Requirement: Drop the pictures, then extract the listing word for word.

Data lines:
★ ★ ★ ★ ★ ★ ★

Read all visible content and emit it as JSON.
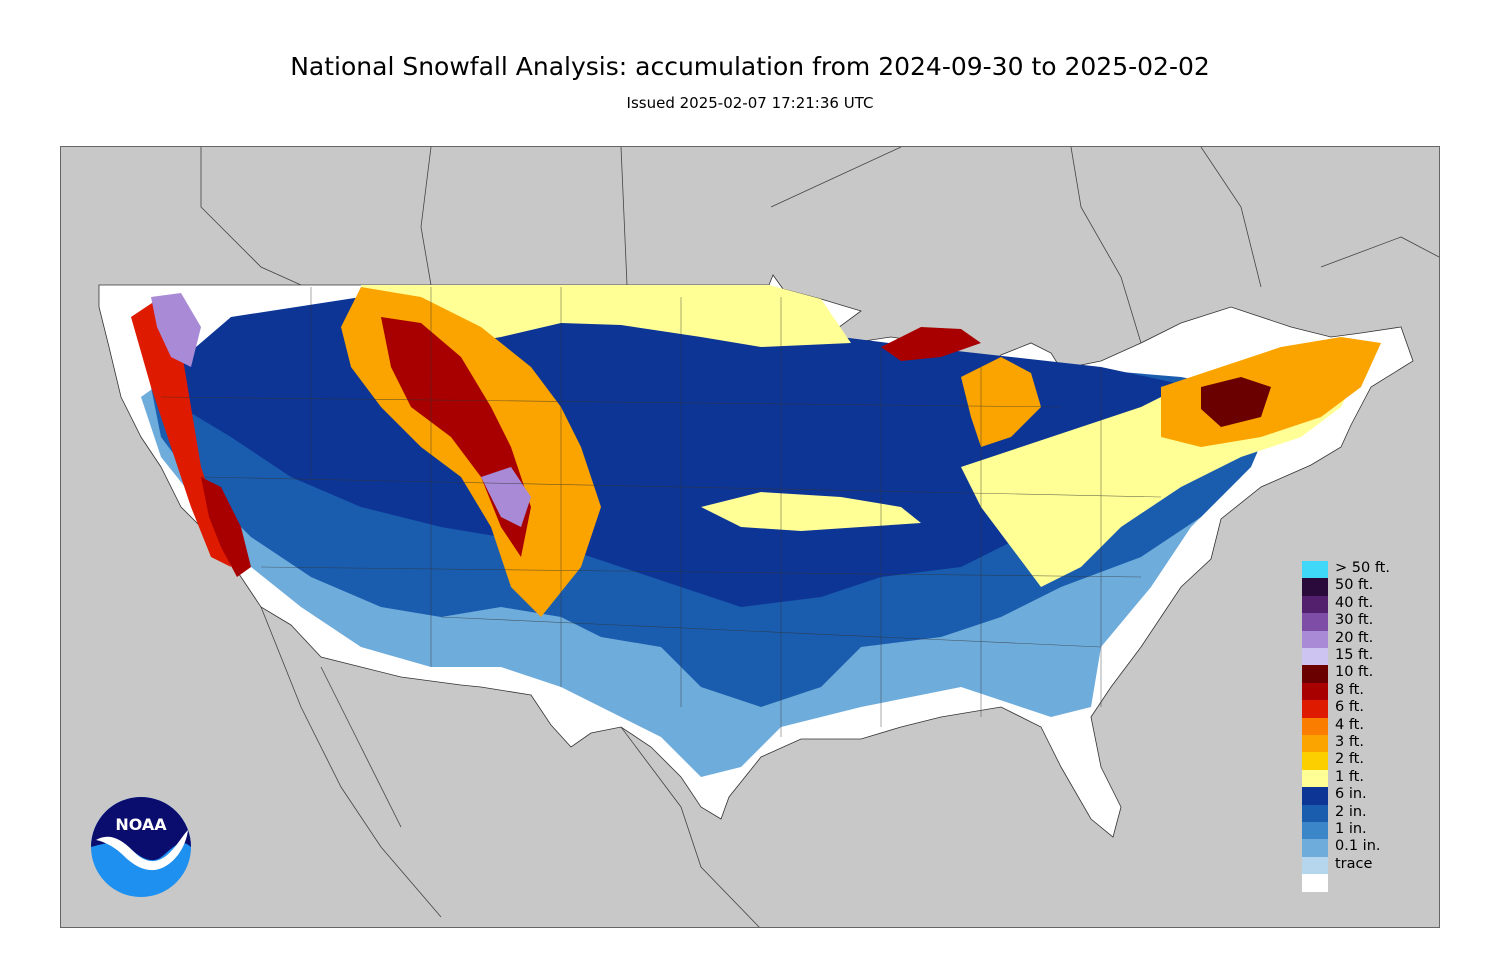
{
  "title": "National Snowfall Analysis: accumulation from 2024-09-30 to 2025-02-02",
  "subtitle": "Issued 2025-02-07 17:21:36 UTC",
  "logo": {
    "text": "NOAA",
    "icon": "noaa-logo-icon",
    "colors": [
      "#0a0d6e",
      "#1e90f0",
      "#ffffff"
    ]
  },
  "map": {
    "background": "#c8c8c8",
    "region": "Contiguous United States"
  },
  "legend": {
    "items": [
      {
        "label": "> 50 ft.",
        "color": "#40d8f8"
      },
      {
        "label": "50 ft.",
        "color": "#2a0a3a"
      },
      {
        "label": "40 ft.",
        "color": "#52206c"
      },
      {
        "label": "30 ft.",
        "color": "#7e4ea6"
      },
      {
        "label": "20 ft.",
        "color": "#a88ad6"
      },
      {
        "label": "15 ft.",
        "color": "#cdc4f2"
      },
      {
        "label": "10 ft.",
        "color": "#6a0000"
      },
      {
        "label": "8 ft.",
        "color": "#a80000"
      },
      {
        "label": "6 ft.",
        "color": "#de1a00"
      },
      {
        "label": "4 ft.",
        "color": "#fb7d00"
      },
      {
        "label": "3 ft.",
        "color": "#fba400"
      },
      {
        "label": "2 ft.",
        "color": "#fbcf00"
      },
      {
        "label": "1 ft.",
        "color": "#ffff96"
      },
      {
        "label": "6 in.",
        "color": "#0c3596"
      },
      {
        "label": "2 in.",
        "color": "#1a5cae"
      },
      {
        "label": "1 in.",
        "color": "#3a86c8"
      },
      {
        "label": "0.1 in.",
        "color": "#6eacdc"
      },
      {
        "label": "trace",
        "color": "#b6d6ee"
      },
      {
        "label": "",
        "color": "#ffffff"
      }
    ]
  }
}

★ ★ ★ ★ ★ ★ ★

Complete output:
Read all visible content and emit it as JSON.
{
  "title": "National Snowfall Analysis: accumulation from 2024-09-30 to 2025-02-02",
  "subtitle": "Issued 2025-02-07 17:21:36 UTC",
  "logo": {
    "text": "NOAA",
    "icon": "noaa-logo-icon",
    "colors": [
      "#0a0d6e",
      "#1e90f0",
      "#ffffff"
    ]
  },
  "map": {
    "background": "#c8c8c8",
    "region": "Contiguous United States"
  },
  "legend": {
    "items": [
      {
        "label": "> 50 ft.",
        "color": "#40d8f8"
      },
      {
        "label": "50 ft.",
        "color": "#2a0a3a"
      },
      {
        "label": "40 ft.",
        "color": "#52206c"
      },
      {
        "label": "30 ft.",
        "color": "#7e4ea6"
      },
      {
        "label": "20 ft.",
        "color": "#a88ad6"
      },
      {
        "label": "15 ft.",
        "color": "#cdc4f2"
      },
      {
        "label": "10 ft.",
        "color": "#6a0000"
      },
      {
        "label": "8 ft.",
        "color": "#a80000"
      },
      {
        "label": "6 ft.",
        "color": "#de1a00"
      },
      {
        "label": "4 ft.",
        "color": "#fb7d00"
      },
      {
        "label": "3 ft.",
        "color": "#fba400"
      },
      {
        "label": "2 ft.",
        "color": "#fbcf00"
      },
      {
        "label": "1 ft.",
        "color": "#ffff96"
      },
      {
        "label": "6 in.",
        "color": "#0c3596"
      },
      {
        "label": "2 in.",
        "color": "#1a5cae"
      },
      {
        "label": "1 in.",
        "color": "#3a86c8"
      },
      {
        "label": "0.1 in.",
        "color": "#6eacdc"
      },
      {
        "label": "trace",
        "color": "#b6d6ee"
      },
      {
        "label": "",
        "color": "#ffffff"
      }
    ]
  }
}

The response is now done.